## To be done
Make an exact copy of the entries, and keep any pictures out of it.

## Data

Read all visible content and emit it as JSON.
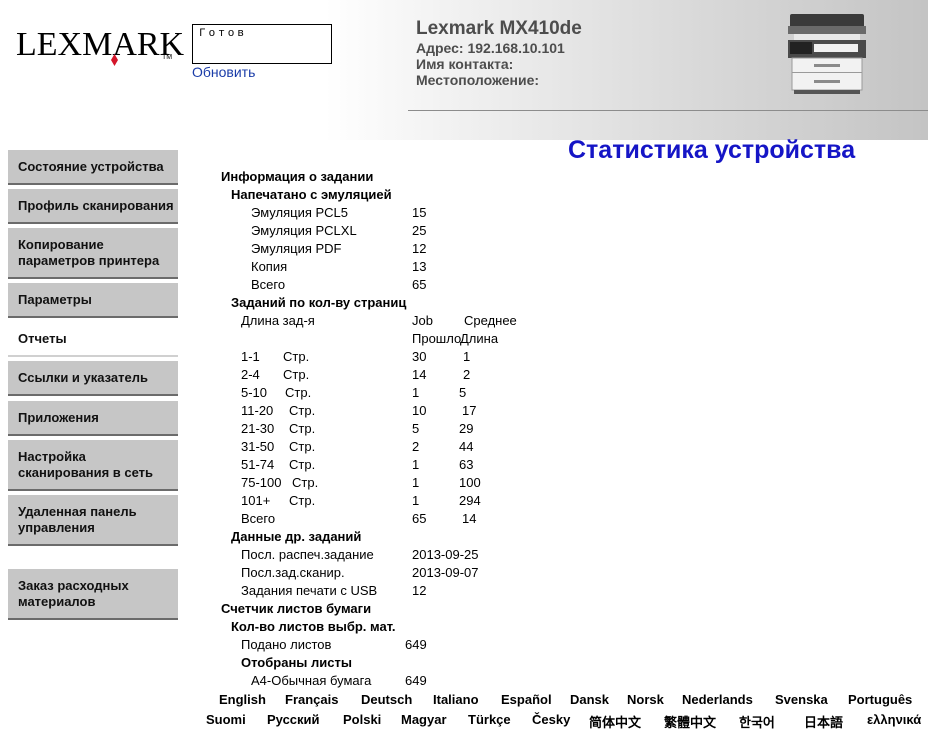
{
  "header": {
    "logo_text": "LEXMARK",
    "logo_tm": "TM",
    "status": "Готов",
    "refresh_link": "Обновить",
    "model": "Lexmark MX410de",
    "address": "Адрес: 192.168.10.101",
    "contact": "Имя контакта:",
    "location": "Местоположение:"
  },
  "nav": [
    {
      "label": "Состояние устройства"
    },
    {
      "label": "Профиль сканирования"
    },
    {
      "label": "Копирование параметров принтера"
    },
    {
      "label": "Параметры"
    },
    {
      "label": "Отчеты",
      "active": true
    },
    {
      "label": "Ссылки и указатель"
    },
    {
      "label": "Приложения"
    },
    {
      "label": "Настройка сканирования в сеть"
    },
    {
      "label": "Удаленная панель управления"
    },
    {
      "label": "Заказ расходных материалов"
    }
  ],
  "page_title": "Статистика устройства",
  "stats": {
    "job_info": "Информация о задании",
    "printed_emulation": "Напечатано с эмуляцией",
    "emulation_rows": [
      {
        "label": "Эмуляция PCL5",
        "value": "15"
      },
      {
        "label": "Эмуляция PCLXL",
        "value": "25"
      },
      {
        "label": "Эмуляция PDF",
        "value": "12"
      },
      {
        "label": "Копия",
        "value": "13"
      },
      {
        "label": "Всего",
        "value": "65"
      }
    ],
    "jobs_by_pages": "Заданий по кол-ву страниц",
    "col_length": "Длина зад-я",
    "col_job": "Job",
    "col_avg": "Среднее",
    "col_job2": "Прошло",
    "col_avg2": "Длина",
    "page_rows": [
      {
        "range": "1-1",
        "unit": "Стр.",
        "jobs": "30",
        "avg": "1"
      },
      {
        "range": "2-4",
        "unit": "Стр.",
        "jobs": "14",
        "avg": "2"
      },
      {
        "range": "5-10",
        "unit": "Стр.",
        "jobs": "1",
        "avg": "5"
      },
      {
        "range": "11-20",
        "unit": "Стр.",
        "jobs": "10",
        "avg": "17"
      },
      {
        "range": "21-30",
        "unit": "Стр.",
        "jobs": "5",
        "avg": "29"
      },
      {
        "range": "31-50",
        "unit": "Стр.",
        "jobs": "2",
        "avg": "44"
      },
      {
        "range": "51-74",
        "unit": "Стр.",
        "jobs": "1",
        "avg": "63"
      },
      {
        "range": "75-100",
        "unit": "Стр.",
        "jobs": "1",
        "avg": "100"
      },
      {
        "range": "101+",
        "unit": "Стр.",
        "jobs": "1",
        "avg": "294"
      }
    ],
    "pages_total_label": "Всего",
    "pages_total_jobs": "65",
    "pages_total_avg": "14",
    "other_jobs": "Данные др. заданий",
    "other_rows": [
      {
        "label": "Посл. распеч.задание",
        "value": "2013-09-25"
      },
      {
        "label": "Посл.зад.сканир.",
        "value": "2013-09-07"
      },
      {
        "label": "Задания печати с USB",
        "value": "12"
      }
    ],
    "paper_counter": "Счетчик листов бумаги",
    "sheets_media": "Кол-во листов выбр. мат.",
    "fed_sheets_label": "Подано листов",
    "fed_sheets_value": "649",
    "picked_sheets": "Отобраны листы",
    "a4_label": "А4-Обычная бумага",
    "a4_value": "649"
  },
  "languages_row1": [
    "English",
    "Français",
    "Deutsch",
    "Italiano",
    "Español",
    "Dansk",
    "Norsk",
    "Nederlands",
    "Svenska",
    "Português"
  ],
  "languages_row2": [
    "Suomi",
    "Русский",
    "Polski",
    "Magyar",
    "Türkçe",
    "Česky",
    "简体中文",
    "繁體中文",
    "한국어",
    "日本語",
    "ελληνικά"
  ],
  "colors": {
    "title_blue": "#1515c6",
    "link_blue": "#1a3ca8",
    "logo_red": "#d4152a",
    "nav_gray": "#c6c6c6"
  }
}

## Completed task
Read all visible content and emit it as JSON.
{
  "header": {
    "logo_text": "LEXMARK",
    "logo_tm": "TM",
    "status": "Готов",
    "refresh_link": "Обновить",
    "model": "Lexmark MX410de",
    "address": "Адрес: 192.168.10.101",
    "contact": "Имя контакта:",
    "location": "Местоположение:"
  },
  "nav": [
    {
      "label": "Состояние устройства"
    },
    {
      "label": "Профиль сканирования"
    },
    {
      "label": "Копирование параметров принтера"
    },
    {
      "label": "Параметры"
    },
    {
      "label": "Отчеты",
      "active": true
    },
    {
      "label": "Ссылки и указатель"
    },
    {
      "label": "Приложения"
    },
    {
      "label": "Настройка сканирования в сеть"
    },
    {
      "label": "Удаленная панель управления"
    },
    {
      "label": "Заказ расходных материалов"
    }
  ],
  "page_title": "Статистика устройства",
  "stats": {
    "job_info": "Информация о задании",
    "printed_emulation": "Напечатано с эмуляцией",
    "emulation_rows": [
      {
        "label": "Эмуляция PCL5",
        "value": "15"
      },
      {
        "label": "Эмуляция PCLXL",
        "value": "25"
      },
      {
        "label": "Эмуляция PDF",
        "value": "12"
      },
      {
        "label": "Копия",
        "value": "13"
      },
      {
        "label": "Всего",
        "value": "65"
      }
    ],
    "jobs_by_pages": "Заданий по кол-ву страниц",
    "col_length": "Длина зад-я",
    "col_job": "Job",
    "col_avg": "Среднее",
    "col_job2": "Прошло",
    "col_avg2": "Длина",
    "page_rows": [
      {
        "range": "1-1",
        "unit": "Стр.",
        "jobs": "30",
        "avg": "1"
      },
      {
        "range": "2-4",
        "unit": "Стр.",
        "jobs": "14",
        "avg": "2"
      },
      {
        "range": "5-10",
        "unit": "Стр.",
        "jobs": "1",
        "avg": "5"
      },
      {
        "range": "11-20",
        "unit": "Стр.",
        "jobs": "10",
        "avg": "17"
      },
      {
        "range": "21-30",
        "unit": "Стр.",
        "jobs": "5",
        "avg": "29"
      },
      {
        "range": "31-50",
        "unit": "Стр.",
        "jobs": "2",
        "avg": "44"
      },
      {
        "range": "51-74",
        "unit": "Стр.",
        "jobs": "1",
        "avg": "63"
      },
      {
        "range": "75-100",
        "unit": "Стр.",
        "jobs": "1",
        "avg": "100"
      },
      {
        "range": "101+",
        "unit": "Стр.",
        "jobs": "1",
        "avg": "294"
      }
    ],
    "pages_total_label": "Всего",
    "pages_total_jobs": "65",
    "pages_total_avg": "14",
    "other_jobs": "Данные др. заданий",
    "other_rows": [
      {
        "label": "Посл. распеч.задание",
        "value": "2013-09-25"
      },
      {
        "label": "Посл.зад.сканир.",
        "value": "2013-09-07"
      },
      {
        "label": "Задания печати с USB",
        "value": "12"
      }
    ],
    "paper_counter": "Счетчик листов бумаги",
    "sheets_media": "Кол-во листов выбр. мат.",
    "fed_sheets_label": "Подано листов",
    "fed_sheets_value": "649",
    "picked_sheets": "Отобраны листы",
    "a4_label": "А4-Обычная бумага",
    "a4_value": "649"
  },
  "languages_row1": [
    "English",
    "Français",
    "Deutsch",
    "Italiano",
    "Español",
    "Dansk",
    "Norsk",
    "Nederlands",
    "Svenska",
    "Português"
  ],
  "languages_row2": [
    "Suomi",
    "Русский",
    "Polski",
    "Magyar",
    "Türkçe",
    "Česky",
    "简体中文",
    "繁體中文",
    "한국어",
    "日本語",
    "ελληνικά"
  ],
  "colors": {
    "title_blue": "#1515c6",
    "link_blue": "#1a3ca8",
    "logo_red": "#d4152a",
    "nav_gray": "#c6c6c6"
  }
}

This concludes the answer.